# AUFGABEN
• A. Was kann der Markt laut dem Auszug über Markt und soziale Gerechtigkeit nicht in ausreichendem Maß liefern?
• B. Führe den Auszug über Markt und soziale Gerechtigkeit im Anschluss an seinen letzten Satz weiter.

# VORLIEGENDER AUSZUG
Also haben die Leute im Laufe des zwanzigsten Jahrhunderts immer wieder auf das geschaut, was der Markt ihnen gebracht hat, und gesagt: "Haben wir das bestellt?". Und die Gesellschaft hat etwas anderes gefordert. Friedrich von Hayek hat das dann "soziale Gerechtigkeit" genannt und gesagt, dass die Leute das vergessen sollen. Der Markt kann niemals soziale Gerechtigkeit liefern. Und wenn man versucht, die Gesellschaft so zu verändern, dass soziale Gerechtigkeit möglich wird, dann zerstört man die Fähigkeit des Marktes, das zu liefern, was er kann: wachsenden Reichtum, der an die Eigentümer verteilt wird.

Und "soziale Gerechtigkeit" war in diesem Zusammenhang immer nur "Gerechtigkeit" aus der Sicht bestimmter Gruppen. Nicht etwas, das durch irgendwelche transzendenten Prinzipien gerechtfertigt wäre. Und es war selten egalitär. Es ist ja ungerecht, wenn Leute, die nicht so gut sind wie man selbst, gleich behandelt werden. Aber die einzige Art von "Gerechtigkeit", die die Marktwirtschaft liefern konnte, war die, die die Reichen für gerecht hielten. Und außerdem ist der Markt zwar mächtig, aber nicht perfekt. Er kann zum Beispiel nicht genug Forschung und Entwicklung liefern, oder genug Umweltschutz, oder genug stabile Beschäftigung.

Also, "Der Markt gibt, der Markt nimmt; gelobt sei der Name des Marktes" war kein stabiles Prinzip, um eine Gesellschaft zu organisieren. Das einzige stabile Prinzip musste irgendeine Version von "Der Markt ist für den Menschen gemacht, nicht der Mensch für den Markt" sein. Aber wer sind die Menschen, die zählen, für die der Markt gemacht werden sollte? Und welche Version ist die beste? Und wie löst man die Streitigkeiten über diese Fragen?

Im Laufe des zwanzigsten Jahrhunderts haben viele andere Leute versucht, Lösungen zu finden. Karl Polanyi, Theodore Roosevelt, John Maynard Keynes, Benito Mussolini, Franklin Delano Roosevelt, Wladimir Lenin und Margaret Thatcher stehen da stellvertretend für viele Denkrichtungen. Und die haben alle nicht so richtig mit diesem pseudo-klassischen System übereingestimmt, das Hayek und seine Leute befürwortet haben. Die wollten, dass der Markt weniger macht oder etwas anderes macht. Und dass andere Institutionen mehr machen. Vielleicht war die Menschheit der Lösung am nächsten mit dieser Art Zwangsehe zwischen Hayek und Polanyi, die von Keynes in Form der sozialdemokratischen Entwicklung des Nordatlantiks nach dem Zweiten Weltkrieg abgesegnet wurde. Aber dieses System hat seine eigene Nachhaltigkeitsprüfung nicht bestanden. Und deshalb sind wir immer noch auf dem Weg, nicht am Ende. Und wir schlittern bestenfalls in Richtung Utopie.

# GEGEBENE ZEILEN
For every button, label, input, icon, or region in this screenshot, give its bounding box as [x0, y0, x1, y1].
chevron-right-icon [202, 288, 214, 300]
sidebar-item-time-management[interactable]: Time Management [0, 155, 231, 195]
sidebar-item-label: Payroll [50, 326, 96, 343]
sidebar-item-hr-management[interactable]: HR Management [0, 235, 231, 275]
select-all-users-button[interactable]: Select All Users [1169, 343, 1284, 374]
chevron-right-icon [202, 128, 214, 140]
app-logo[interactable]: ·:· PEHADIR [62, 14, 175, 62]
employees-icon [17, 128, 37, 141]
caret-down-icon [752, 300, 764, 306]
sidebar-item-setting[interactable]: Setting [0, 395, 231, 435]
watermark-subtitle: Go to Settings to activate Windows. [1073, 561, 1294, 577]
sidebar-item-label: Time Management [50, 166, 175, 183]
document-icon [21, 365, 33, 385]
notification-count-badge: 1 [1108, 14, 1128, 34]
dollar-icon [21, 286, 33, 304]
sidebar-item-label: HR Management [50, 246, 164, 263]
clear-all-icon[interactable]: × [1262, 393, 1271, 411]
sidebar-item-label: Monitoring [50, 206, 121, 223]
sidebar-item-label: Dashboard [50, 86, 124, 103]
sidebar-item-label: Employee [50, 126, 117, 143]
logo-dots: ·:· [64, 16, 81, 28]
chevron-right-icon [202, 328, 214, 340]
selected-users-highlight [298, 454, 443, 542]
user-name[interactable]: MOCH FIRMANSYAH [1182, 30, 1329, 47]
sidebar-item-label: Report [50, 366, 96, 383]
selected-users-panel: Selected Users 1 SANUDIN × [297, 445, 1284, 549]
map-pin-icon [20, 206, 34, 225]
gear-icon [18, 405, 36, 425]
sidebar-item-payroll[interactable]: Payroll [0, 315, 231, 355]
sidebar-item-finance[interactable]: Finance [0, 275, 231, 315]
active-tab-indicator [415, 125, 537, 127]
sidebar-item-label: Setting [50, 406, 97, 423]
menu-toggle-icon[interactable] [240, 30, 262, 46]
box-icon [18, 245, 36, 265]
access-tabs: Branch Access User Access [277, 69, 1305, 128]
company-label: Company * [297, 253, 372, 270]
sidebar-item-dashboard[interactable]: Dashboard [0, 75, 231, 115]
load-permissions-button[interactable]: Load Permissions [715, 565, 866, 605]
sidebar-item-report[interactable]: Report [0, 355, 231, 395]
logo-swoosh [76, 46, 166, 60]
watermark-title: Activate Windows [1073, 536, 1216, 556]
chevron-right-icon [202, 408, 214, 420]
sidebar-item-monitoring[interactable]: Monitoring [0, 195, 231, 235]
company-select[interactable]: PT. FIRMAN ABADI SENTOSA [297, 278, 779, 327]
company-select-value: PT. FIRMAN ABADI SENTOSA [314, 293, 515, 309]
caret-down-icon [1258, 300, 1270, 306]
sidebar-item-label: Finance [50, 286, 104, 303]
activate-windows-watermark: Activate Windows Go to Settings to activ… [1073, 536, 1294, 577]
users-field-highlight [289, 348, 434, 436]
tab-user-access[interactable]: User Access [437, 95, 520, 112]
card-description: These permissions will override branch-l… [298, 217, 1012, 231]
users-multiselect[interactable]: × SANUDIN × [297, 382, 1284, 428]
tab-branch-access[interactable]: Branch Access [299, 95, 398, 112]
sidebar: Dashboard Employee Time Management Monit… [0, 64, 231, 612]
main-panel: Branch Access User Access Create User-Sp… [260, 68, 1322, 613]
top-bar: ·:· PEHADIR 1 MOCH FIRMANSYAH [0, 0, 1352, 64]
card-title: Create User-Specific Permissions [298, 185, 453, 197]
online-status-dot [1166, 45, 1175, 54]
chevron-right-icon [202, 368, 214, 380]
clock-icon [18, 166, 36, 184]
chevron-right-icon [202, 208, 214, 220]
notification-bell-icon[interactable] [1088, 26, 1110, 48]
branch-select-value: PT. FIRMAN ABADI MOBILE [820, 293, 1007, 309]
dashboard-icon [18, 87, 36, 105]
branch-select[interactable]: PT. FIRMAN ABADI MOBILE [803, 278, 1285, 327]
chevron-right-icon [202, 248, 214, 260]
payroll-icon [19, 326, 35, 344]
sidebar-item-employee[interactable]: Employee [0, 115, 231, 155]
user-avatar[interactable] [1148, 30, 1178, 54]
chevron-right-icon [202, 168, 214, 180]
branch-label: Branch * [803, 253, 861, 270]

# ANTWORTEN
• A. Forschung und Entwicklung, Umweltschutz und stabile Beschäftigung.

• B.
Ich hab ja vorhin gesagt, dass das lange zwanzigste Jahrhundert das erste Jahrhundert war, in dem das Wirtschaftliche die Hauptrolle gespielt hat. Das ist schon eine krasse Behauptung. In dem Jahrhundert gab's zwei Weltkriege, den Holocaust, den Aufstieg und Fall der Sowjetunion, den Höhepunkt des amerikanischen Einflusses und den Aufstieg des modernen Chinas. Wie kann ich da sagen, dass das alles Aspekte einer einzigen wirtschaftlichen Geschichte sind? Und wie kann ich überhaupt sagen, dass es nur eine einzige wichtige Geschichte gibt?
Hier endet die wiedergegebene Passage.